Recorded data
──────────

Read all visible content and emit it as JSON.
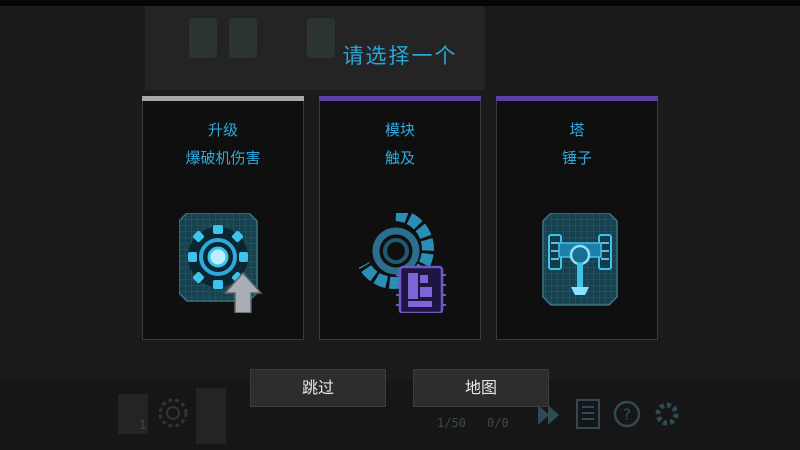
{
  "dialog": {
    "title": "请选择一个"
  },
  "cards": [
    {
      "category": "升级",
      "name": "爆破机伤害",
      "bar_color": "#a8a8a8",
      "icon": "reactor-core-upgrade-icon"
    },
    {
      "category": "模块",
      "name": "触及",
      "bar_color": "#5b3ea8",
      "icon": "range-ring-chip-icon"
    },
    {
      "category": "塔",
      "name": "锤子",
      "bar_color": "#5b3ea8",
      "icon": "hammer-tower-icon"
    }
  ],
  "buttons": {
    "skip": "跳过",
    "map": "地图"
  },
  "background_hud": {
    "count": "1",
    "wave": "1/50",
    "score": "0/0",
    "icons": [
      "gear-outline-icon",
      "fast-forward-icon",
      "list-icon",
      "help-icon",
      "settings-icon"
    ]
  }
}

──────────

From start to finish, output the listing exactly, but omit its pictures.

### Final result
Read all visible content and emit it as JSON.
{
  "dialog": {
    "title": "请选择一个"
  },
  "cards": [
    {
      "category": "升级",
      "name": "爆破机伤害",
      "bar_color": "#a8a8a8",
      "icon": "reactor-core-upgrade-icon"
    },
    {
      "category": "模块",
      "name": "触及",
      "bar_color": "#5b3ea8",
      "icon": "range-ring-chip-icon"
    },
    {
      "category": "塔",
      "name": "锤子",
      "bar_color": "#5b3ea8",
      "icon": "hammer-tower-icon"
    }
  ],
  "buttons": {
    "skip": "跳过",
    "map": "地图"
  },
  "background_hud": {
    "count": "1",
    "wave": "1/50",
    "score": "0/0",
    "icons": [
      "gear-outline-icon",
      "fast-forward-icon",
      "list-icon",
      "help-icon",
      "settings-icon"
    ]
  }
}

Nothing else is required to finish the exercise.